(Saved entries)
--------------------------------

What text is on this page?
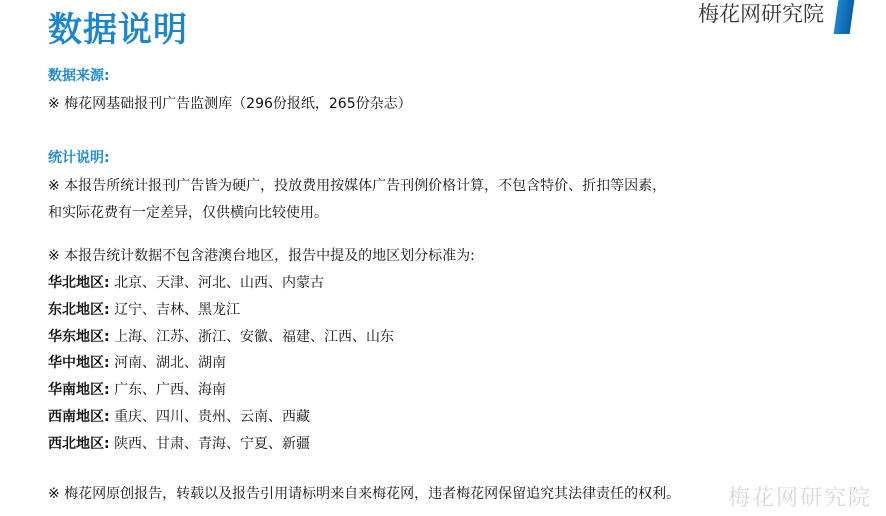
数据说明	梅花网研究院
数据来源:
※ 梅花网基础报刊广告监测库（296份报纸，265份杂志）
统计说明:
※ 本报告所统计报刊广告皆为硬广，投放费用按媒体广告刊例价格计算，不包含特价、折扣等因素，
和实际花费有一定差异，仅供横向比较使用。
※ 本报告统计数据不包含港澳台地区，报告中提及的地区划分标准为:
华北地区: 北京、天津、河北、山西、内蒙古
东北地区: 辽宁、吉林、黑龙江
华东地区: 上海、江苏、浙江、安徽、福建、江西、山东
华中地区: 河南、湖北、湖南
华南地区: 广东、广西、海南
西南地区: 重庆、四川、贵州、云南、西藏
西北地区: 陕西、甘肃、青海、宁夏、新疆
※ 梅花网原创报告，转载以及报告引用请标明来自来梅花网，违者梅花网保留追究其法律责任的权利。 梅花网研究院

--------------------------------

→ DIRECTIVE
Copy every line that includes the string "梅花网研究院" from the material above.

→ THE RESULT
数据说明	梅花网研究院
※ 梅花网原创报告，转载以及报告引用请标明来自来梅花网，违者梅花网保留追究其法律责任的权利。 梅花网研究院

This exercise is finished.